◆ DO THIS ◆
Would you transcribe the whole listing exactly, minus its pictures?

Records from a collection of figures:
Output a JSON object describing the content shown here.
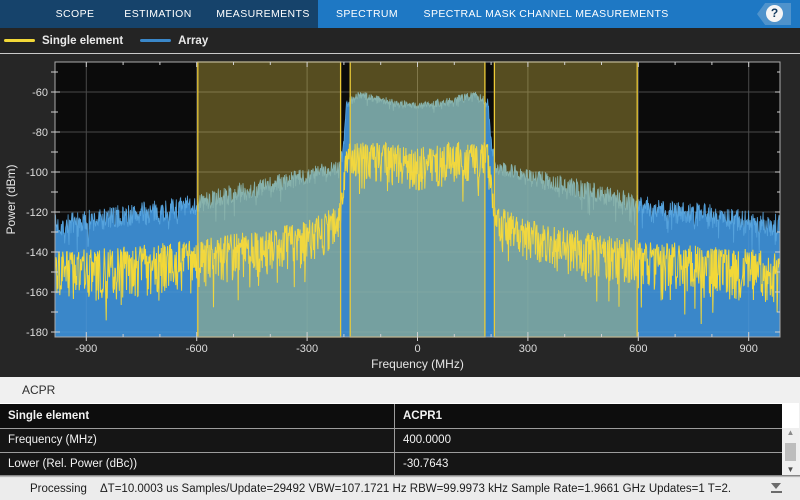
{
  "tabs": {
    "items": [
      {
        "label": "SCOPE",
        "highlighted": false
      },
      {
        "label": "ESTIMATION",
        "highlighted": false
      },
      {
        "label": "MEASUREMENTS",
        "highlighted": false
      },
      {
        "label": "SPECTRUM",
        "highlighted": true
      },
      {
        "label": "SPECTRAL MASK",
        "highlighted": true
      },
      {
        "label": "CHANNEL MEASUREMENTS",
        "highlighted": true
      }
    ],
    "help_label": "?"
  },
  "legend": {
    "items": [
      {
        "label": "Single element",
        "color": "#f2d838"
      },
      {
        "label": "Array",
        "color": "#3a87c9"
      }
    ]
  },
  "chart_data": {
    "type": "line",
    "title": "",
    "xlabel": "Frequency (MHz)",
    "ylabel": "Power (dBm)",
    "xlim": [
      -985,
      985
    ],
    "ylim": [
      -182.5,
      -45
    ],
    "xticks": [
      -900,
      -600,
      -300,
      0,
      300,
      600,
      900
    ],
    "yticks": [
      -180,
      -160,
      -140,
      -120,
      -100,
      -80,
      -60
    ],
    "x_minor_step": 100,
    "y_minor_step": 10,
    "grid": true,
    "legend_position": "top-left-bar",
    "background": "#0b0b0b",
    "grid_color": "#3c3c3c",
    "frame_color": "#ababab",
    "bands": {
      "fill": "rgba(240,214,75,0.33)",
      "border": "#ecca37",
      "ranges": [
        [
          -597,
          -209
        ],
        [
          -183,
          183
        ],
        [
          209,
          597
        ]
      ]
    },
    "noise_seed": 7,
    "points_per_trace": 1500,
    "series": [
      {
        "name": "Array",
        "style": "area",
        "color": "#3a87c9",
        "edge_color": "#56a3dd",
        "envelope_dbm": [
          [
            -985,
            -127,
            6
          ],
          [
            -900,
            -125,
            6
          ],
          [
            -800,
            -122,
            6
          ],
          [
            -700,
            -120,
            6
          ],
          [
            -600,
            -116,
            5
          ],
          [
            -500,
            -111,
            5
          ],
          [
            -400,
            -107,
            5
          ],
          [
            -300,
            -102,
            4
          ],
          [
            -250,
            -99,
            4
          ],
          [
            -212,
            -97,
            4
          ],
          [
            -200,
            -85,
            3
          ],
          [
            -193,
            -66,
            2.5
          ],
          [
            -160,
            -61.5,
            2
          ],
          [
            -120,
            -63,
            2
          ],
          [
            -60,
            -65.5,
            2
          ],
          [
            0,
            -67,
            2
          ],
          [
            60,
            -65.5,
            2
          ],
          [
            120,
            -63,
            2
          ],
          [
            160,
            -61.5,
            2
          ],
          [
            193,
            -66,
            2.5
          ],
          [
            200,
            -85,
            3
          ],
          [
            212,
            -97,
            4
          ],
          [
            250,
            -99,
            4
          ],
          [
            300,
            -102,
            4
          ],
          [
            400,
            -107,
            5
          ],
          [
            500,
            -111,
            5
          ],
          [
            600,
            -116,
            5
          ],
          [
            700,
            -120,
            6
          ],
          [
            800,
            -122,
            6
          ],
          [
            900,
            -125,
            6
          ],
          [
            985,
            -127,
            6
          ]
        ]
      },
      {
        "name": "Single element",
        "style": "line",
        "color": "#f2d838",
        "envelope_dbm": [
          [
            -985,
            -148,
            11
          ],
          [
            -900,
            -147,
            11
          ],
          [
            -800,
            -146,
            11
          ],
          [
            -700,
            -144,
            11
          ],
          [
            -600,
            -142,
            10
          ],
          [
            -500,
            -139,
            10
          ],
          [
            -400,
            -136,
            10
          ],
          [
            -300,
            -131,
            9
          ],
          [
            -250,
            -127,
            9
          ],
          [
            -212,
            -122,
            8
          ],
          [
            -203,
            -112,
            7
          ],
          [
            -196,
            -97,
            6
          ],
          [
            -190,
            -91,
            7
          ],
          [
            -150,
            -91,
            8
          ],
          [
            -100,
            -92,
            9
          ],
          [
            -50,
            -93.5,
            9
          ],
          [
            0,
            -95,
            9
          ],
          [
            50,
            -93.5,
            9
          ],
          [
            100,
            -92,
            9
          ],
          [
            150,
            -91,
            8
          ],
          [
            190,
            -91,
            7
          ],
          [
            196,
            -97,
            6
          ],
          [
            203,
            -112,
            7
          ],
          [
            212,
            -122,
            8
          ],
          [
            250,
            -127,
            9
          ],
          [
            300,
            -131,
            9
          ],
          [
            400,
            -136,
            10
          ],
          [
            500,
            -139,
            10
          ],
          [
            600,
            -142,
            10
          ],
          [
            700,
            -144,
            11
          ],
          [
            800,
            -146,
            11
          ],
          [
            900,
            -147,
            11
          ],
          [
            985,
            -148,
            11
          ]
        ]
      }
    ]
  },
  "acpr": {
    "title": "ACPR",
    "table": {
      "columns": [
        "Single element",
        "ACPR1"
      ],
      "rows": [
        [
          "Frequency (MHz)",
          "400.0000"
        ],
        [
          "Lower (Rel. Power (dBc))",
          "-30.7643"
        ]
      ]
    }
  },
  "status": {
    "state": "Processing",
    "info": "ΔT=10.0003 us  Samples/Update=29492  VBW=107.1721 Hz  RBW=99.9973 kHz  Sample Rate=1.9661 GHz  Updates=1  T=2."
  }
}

◆ SOLUTION TO THE PROBLEM ◆
Output a JSON object describing the content shown here.
{
  "tabs": {
    "items": [
      {
        "label": "SCOPE",
        "highlighted": false
      },
      {
        "label": "ESTIMATION",
        "highlighted": false
      },
      {
        "label": "MEASUREMENTS",
        "highlighted": false
      },
      {
        "label": "SPECTRUM",
        "highlighted": true
      },
      {
        "label": "SPECTRAL MASK",
        "highlighted": true
      },
      {
        "label": "CHANNEL MEASUREMENTS",
        "highlighted": true
      }
    ],
    "help_label": "?"
  },
  "legend": {
    "items": [
      {
        "label": "Single element",
        "color": "#f2d838"
      },
      {
        "label": "Array",
        "color": "#3a87c9"
      }
    ]
  },
  "chart_data": {
    "type": "line",
    "title": "",
    "xlabel": "Frequency (MHz)",
    "ylabel": "Power (dBm)",
    "xlim": [
      -985,
      985
    ],
    "ylim": [
      -182.5,
      -45
    ],
    "xticks": [
      -900,
      -600,
      -300,
      0,
      300,
      600,
      900
    ],
    "yticks": [
      -180,
      -160,
      -140,
      -120,
      -100,
      -80,
      -60
    ],
    "x_minor_step": 100,
    "y_minor_step": 10,
    "grid": true,
    "legend_position": "top-left-bar",
    "background": "#0b0b0b",
    "grid_color": "#3c3c3c",
    "frame_color": "#ababab",
    "bands": {
      "fill": "rgba(240,214,75,0.33)",
      "border": "#ecca37",
      "ranges": [
        [
          -597,
          -209
        ],
        [
          -183,
          183
        ],
        [
          209,
          597
        ]
      ]
    },
    "noise_seed": 7,
    "points_per_trace": 1500,
    "series": [
      {
        "name": "Array",
        "style": "area",
        "color": "#3a87c9",
        "edge_color": "#56a3dd",
        "envelope_dbm": [
          [
            -985,
            -127,
            6
          ],
          [
            -900,
            -125,
            6
          ],
          [
            -800,
            -122,
            6
          ],
          [
            -700,
            -120,
            6
          ],
          [
            -600,
            -116,
            5
          ],
          [
            -500,
            -111,
            5
          ],
          [
            -400,
            -107,
            5
          ],
          [
            -300,
            -102,
            4
          ],
          [
            -250,
            -99,
            4
          ],
          [
            -212,
            -97,
            4
          ],
          [
            -200,
            -85,
            3
          ],
          [
            -193,
            -66,
            2.5
          ],
          [
            -160,
            -61.5,
            2
          ],
          [
            -120,
            -63,
            2
          ],
          [
            -60,
            -65.5,
            2
          ],
          [
            0,
            -67,
            2
          ],
          [
            60,
            -65.5,
            2
          ],
          [
            120,
            -63,
            2
          ],
          [
            160,
            -61.5,
            2
          ],
          [
            193,
            -66,
            2.5
          ],
          [
            200,
            -85,
            3
          ],
          [
            212,
            -97,
            4
          ],
          [
            250,
            -99,
            4
          ],
          [
            300,
            -102,
            4
          ],
          [
            400,
            -107,
            5
          ],
          [
            500,
            -111,
            5
          ],
          [
            600,
            -116,
            5
          ],
          [
            700,
            -120,
            6
          ],
          [
            800,
            -122,
            6
          ],
          [
            900,
            -125,
            6
          ],
          [
            985,
            -127,
            6
          ]
        ]
      },
      {
        "name": "Single element",
        "style": "line",
        "color": "#f2d838",
        "envelope_dbm": [
          [
            -985,
            -148,
            11
          ],
          [
            -900,
            -147,
            11
          ],
          [
            -800,
            -146,
            11
          ],
          [
            -700,
            -144,
            11
          ],
          [
            -600,
            -142,
            10
          ],
          [
            -500,
            -139,
            10
          ],
          [
            -400,
            -136,
            10
          ],
          [
            -300,
            -131,
            9
          ],
          [
            -250,
            -127,
            9
          ],
          [
            -212,
            -122,
            8
          ],
          [
            -203,
            -112,
            7
          ],
          [
            -196,
            -97,
            6
          ],
          [
            -190,
            -91,
            7
          ],
          [
            -150,
            -91,
            8
          ],
          [
            -100,
            -92,
            9
          ],
          [
            -50,
            -93.5,
            9
          ],
          [
            0,
            -95,
            9
          ],
          [
            50,
            -93.5,
            9
          ],
          [
            100,
            -92,
            9
          ],
          [
            150,
            -91,
            8
          ],
          [
            190,
            -91,
            7
          ],
          [
            196,
            -97,
            6
          ],
          [
            203,
            -112,
            7
          ],
          [
            212,
            -122,
            8
          ],
          [
            250,
            -127,
            9
          ],
          [
            300,
            -131,
            9
          ],
          [
            400,
            -136,
            10
          ],
          [
            500,
            -139,
            10
          ],
          [
            600,
            -142,
            10
          ],
          [
            700,
            -144,
            11
          ],
          [
            800,
            -146,
            11
          ],
          [
            900,
            -147,
            11
          ],
          [
            985,
            -148,
            11
          ]
        ]
      }
    ]
  },
  "acpr": {
    "title": "ACPR",
    "table": {
      "columns": [
        "Single element",
        "ACPR1"
      ],
      "rows": [
        [
          "Frequency (MHz)",
          "400.0000"
        ],
        [
          "Lower (Rel. Power (dBc))",
          "-30.7643"
        ]
      ]
    }
  },
  "status": {
    "state": "Processing",
    "info": "ΔT=10.0003 us  Samples/Update=29492  VBW=107.1721 Hz  RBW=99.9973 kHz  Sample Rate=1.9661 GHz  Updates=1  T=2."
  }
}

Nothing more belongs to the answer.